**Selected text**
━━━━━━━━━━━━━━━━
In view of the good overall physical and antifouling properties, cuprous oxide with a low metal content is the preferred copper-based biocide for use in the antifouling coating composition according to the present invention. Since cupric oxide is often present as an impurity in cuprous oxide, the coating composition may contain an amount of cupric oxide of up to 10 percent by weight, preferably up to 6 percent by weight, more preferably up to 3 percent by weight, based on the total weight of cuprous oxide.

In a further preferred embodiment, the antifouling coating composition according to the present invention comprises a mixture of cuprous oxide having a metallic copper content below 2% by weight and copper pyrithione. In this case, cuprous oxide is preferably present in an amount of 20-60 wt. %, and copper pyrithione is preferably present in an amount of 1-15 wt. %.

As indicated above, the coating composition of the present invention is substantially free of biocidal zinc compounds and substantially free of rosin. If this requirement is not met, the advantageous effects of the present invention are not obtained. In the context of the present invention the indication substantially free of means that the component in question is not present in such an amount that the properties of the coating composition are detrimentally affected.
━━━━━━━━━━━━━━━━
**Information given**
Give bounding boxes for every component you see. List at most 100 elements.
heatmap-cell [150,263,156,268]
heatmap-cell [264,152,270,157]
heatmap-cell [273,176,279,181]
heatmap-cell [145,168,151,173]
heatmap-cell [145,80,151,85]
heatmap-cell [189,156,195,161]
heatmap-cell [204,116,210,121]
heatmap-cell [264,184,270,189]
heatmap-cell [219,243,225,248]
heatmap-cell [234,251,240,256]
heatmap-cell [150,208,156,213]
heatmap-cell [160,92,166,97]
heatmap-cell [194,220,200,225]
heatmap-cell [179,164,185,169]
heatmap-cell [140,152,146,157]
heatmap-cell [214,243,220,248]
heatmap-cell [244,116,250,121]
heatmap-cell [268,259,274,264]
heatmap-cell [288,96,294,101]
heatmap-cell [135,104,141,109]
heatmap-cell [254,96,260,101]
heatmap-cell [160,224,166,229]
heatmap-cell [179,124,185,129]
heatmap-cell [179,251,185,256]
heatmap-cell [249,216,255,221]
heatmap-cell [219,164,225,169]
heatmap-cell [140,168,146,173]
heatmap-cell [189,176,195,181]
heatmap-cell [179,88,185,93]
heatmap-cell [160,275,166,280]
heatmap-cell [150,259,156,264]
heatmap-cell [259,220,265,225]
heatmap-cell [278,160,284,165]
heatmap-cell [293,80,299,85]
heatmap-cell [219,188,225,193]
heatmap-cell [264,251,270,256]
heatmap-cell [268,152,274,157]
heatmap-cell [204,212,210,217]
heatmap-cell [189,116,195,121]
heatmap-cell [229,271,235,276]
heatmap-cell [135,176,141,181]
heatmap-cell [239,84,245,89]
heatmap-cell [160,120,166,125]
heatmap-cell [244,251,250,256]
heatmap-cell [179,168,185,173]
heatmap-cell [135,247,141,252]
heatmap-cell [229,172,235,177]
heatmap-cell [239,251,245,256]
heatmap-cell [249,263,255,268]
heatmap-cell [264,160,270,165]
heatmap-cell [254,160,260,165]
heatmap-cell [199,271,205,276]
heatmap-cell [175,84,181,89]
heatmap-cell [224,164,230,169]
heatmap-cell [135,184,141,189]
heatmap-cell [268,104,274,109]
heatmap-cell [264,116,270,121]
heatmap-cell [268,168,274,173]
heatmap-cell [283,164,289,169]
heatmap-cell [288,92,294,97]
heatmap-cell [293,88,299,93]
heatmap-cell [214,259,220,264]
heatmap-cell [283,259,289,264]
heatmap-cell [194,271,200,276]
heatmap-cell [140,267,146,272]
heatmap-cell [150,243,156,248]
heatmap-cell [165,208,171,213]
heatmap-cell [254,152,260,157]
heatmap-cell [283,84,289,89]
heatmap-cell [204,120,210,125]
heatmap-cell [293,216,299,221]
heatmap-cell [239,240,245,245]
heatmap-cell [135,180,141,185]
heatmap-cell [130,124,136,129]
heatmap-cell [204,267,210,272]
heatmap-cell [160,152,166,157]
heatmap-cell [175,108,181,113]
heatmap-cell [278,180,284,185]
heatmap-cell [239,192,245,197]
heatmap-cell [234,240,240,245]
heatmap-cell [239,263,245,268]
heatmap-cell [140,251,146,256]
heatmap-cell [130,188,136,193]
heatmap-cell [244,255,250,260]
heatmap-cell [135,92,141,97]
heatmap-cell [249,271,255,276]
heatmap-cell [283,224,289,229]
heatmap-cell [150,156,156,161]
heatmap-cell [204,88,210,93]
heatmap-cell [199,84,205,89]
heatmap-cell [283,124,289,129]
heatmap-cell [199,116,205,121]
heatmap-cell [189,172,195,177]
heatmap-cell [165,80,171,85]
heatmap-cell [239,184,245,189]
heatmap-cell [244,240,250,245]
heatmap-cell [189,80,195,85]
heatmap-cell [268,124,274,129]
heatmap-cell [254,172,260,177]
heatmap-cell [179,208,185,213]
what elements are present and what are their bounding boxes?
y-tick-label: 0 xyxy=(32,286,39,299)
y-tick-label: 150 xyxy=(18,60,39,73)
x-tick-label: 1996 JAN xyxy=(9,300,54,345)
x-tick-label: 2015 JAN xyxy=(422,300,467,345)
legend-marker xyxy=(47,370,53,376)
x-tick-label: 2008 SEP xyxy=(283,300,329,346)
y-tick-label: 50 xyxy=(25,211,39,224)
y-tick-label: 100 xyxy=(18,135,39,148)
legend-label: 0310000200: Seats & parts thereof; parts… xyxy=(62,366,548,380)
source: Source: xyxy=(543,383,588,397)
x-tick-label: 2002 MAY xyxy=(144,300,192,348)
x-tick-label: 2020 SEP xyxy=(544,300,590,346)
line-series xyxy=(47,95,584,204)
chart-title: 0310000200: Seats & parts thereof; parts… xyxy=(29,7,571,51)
━━━━━━━━━━━━━━━━
**What to work on**
(1) Copy the antifouling coating passage from "In a further" to "1-15 wt. %.".
(2) Turn the listing, from its first line through the line with "heatmap-cell [268,152,274,157]", into a numbered list and skip any blank lines.

**Answers to the exercise**
(1)
In a further preferred embodiment, the antifouling coating composition according to the present invention comprises a mixture of cuprous oxide having a metallic copper content below 2% by weight and copper pyrithione. In this case, cuprous oxide is preferably present in an amount of 20-60 wt. %, and copper pyrithione is preferably present in an amount of 1-15 wt. %.

(2)
1. Give bounding boxes for every component you see. List at most 100 elements.
2. heatmap-cell [150,263,156,268]
3. heatmap-cell [264,152,270,157]
4. heatmap-cell [273,176,279,181]
5. heatmap-cell [145,168,151,173]
6. heatmap-cell [145,80,151,85]
7. heatmap-cell [189,156,195,161]
8. heatmap-cell [204,116,210,121]
9. heatmap-cell [264,184,270,189]
10. heatmap-cell [219,243,225,248]
11. heatmap-cell [234,251,240,256]
12. heatmap-cell [150,208,156,213]
13. heatmap-cell [160,92,166,97]
14. heatmap-cell [194,220,200,225]
15. heatmap-cell [179,164,185,169]
16. heatmap-cell [140,152,146,157]
17. heatmap-cell [214,243,220,248]
18. heatmap-cell [244,116,250,121]
19. heatmap-cell [268,259,274,264]
20. heatmap-cell [288,96,294,101]
21. heatmap-cell [135,104,141,109]
22. heatmap-cell [254,96,260,101]
23. heatmap-cell [160,224,166,229]
24. heatmap-cell [179,124,185,129]
25. heatmap-cell [179,251,185,256]
26. heatmap-cell [249,216,255,221]
27. heatmap-cell [219,164,225,169]
28. heatmap-cell [140,168,146,173]
29. heatmap-cell [189,176,195,181]
30. heatmap-cell [179,88,185,93]
31. heatmap-cell [160,275,166,280]
32. heatmap-cell [150,259,156,264]
33. heatmap-cell [259,220,265,225]
34. heatmap-cell [278,160,284,165]
35. heatmap-cell [293,80,299,85]
36. heatmap-cell [219,188,225,193]
37. heatmap-cell [264,251,270,256]
38. heatmap-cell [268,152,274,157]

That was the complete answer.